### DATASET CONTENT
⁂

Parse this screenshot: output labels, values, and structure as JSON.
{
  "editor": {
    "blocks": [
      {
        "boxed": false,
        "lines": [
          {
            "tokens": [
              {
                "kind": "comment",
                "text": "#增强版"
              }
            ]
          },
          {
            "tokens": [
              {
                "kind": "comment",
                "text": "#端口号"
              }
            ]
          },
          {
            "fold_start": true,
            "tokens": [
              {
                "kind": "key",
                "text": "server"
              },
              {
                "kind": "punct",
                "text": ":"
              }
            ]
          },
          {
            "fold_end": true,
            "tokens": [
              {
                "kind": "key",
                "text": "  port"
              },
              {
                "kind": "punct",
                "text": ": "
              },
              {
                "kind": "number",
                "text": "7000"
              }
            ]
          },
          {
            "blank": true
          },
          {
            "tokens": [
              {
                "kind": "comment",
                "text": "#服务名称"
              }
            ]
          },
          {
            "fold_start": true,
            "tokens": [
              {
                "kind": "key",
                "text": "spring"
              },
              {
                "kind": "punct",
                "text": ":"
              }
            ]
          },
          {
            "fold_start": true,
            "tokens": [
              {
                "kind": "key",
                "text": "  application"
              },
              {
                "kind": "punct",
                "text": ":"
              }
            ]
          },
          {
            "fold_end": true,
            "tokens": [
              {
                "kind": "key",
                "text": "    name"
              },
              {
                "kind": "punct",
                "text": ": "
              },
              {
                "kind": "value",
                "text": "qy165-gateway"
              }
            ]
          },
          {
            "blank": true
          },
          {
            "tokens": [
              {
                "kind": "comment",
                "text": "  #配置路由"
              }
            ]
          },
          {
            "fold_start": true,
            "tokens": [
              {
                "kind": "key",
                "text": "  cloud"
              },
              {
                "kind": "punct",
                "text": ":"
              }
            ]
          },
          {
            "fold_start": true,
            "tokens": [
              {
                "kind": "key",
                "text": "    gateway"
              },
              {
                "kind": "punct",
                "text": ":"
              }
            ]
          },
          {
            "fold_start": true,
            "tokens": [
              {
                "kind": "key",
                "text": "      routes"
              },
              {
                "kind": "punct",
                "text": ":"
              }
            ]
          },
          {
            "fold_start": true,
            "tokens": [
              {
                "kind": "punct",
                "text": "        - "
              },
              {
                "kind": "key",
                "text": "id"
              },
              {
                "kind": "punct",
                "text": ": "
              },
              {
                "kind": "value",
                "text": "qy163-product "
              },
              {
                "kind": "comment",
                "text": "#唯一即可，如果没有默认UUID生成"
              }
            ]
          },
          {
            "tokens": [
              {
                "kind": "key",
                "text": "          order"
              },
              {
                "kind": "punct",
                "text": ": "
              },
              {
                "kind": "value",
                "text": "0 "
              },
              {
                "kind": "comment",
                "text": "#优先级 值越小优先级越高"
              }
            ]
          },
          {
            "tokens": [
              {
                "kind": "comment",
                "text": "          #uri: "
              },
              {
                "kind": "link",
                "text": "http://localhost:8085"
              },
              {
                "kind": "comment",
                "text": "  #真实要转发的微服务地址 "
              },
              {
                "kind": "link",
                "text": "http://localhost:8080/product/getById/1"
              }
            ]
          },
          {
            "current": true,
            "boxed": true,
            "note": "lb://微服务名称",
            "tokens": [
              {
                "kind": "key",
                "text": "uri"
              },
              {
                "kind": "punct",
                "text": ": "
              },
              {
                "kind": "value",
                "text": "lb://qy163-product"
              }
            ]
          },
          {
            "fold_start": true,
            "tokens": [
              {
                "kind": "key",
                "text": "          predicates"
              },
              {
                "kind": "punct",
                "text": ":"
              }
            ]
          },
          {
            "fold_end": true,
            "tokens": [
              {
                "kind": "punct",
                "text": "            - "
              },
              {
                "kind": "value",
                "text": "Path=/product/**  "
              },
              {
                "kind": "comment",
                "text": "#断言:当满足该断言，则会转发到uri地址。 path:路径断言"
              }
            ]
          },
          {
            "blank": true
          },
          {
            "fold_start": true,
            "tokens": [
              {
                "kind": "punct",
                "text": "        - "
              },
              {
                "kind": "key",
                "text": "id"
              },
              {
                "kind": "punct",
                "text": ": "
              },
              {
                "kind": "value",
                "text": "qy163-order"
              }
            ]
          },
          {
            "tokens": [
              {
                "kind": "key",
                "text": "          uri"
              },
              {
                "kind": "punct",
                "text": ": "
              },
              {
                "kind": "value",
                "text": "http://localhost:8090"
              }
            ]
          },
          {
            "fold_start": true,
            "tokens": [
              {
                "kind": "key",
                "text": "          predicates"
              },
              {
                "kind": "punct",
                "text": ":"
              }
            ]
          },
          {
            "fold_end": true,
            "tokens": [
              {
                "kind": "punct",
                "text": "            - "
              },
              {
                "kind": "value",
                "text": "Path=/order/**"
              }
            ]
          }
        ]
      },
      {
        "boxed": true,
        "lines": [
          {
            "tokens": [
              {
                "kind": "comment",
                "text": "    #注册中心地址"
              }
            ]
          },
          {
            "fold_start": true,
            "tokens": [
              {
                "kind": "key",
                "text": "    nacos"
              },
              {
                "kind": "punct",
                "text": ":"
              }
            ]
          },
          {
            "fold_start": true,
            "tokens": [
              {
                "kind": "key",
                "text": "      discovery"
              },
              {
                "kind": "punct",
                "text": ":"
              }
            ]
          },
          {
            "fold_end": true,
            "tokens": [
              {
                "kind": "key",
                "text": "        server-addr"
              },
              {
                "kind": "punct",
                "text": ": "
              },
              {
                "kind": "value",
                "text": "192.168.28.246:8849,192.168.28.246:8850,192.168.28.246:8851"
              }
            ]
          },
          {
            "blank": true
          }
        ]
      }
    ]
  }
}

⁂

### TO DO
Give only the number of lines in the entries above that hold the string "http".

### SOLUTION FOR THIS EXERCISE
3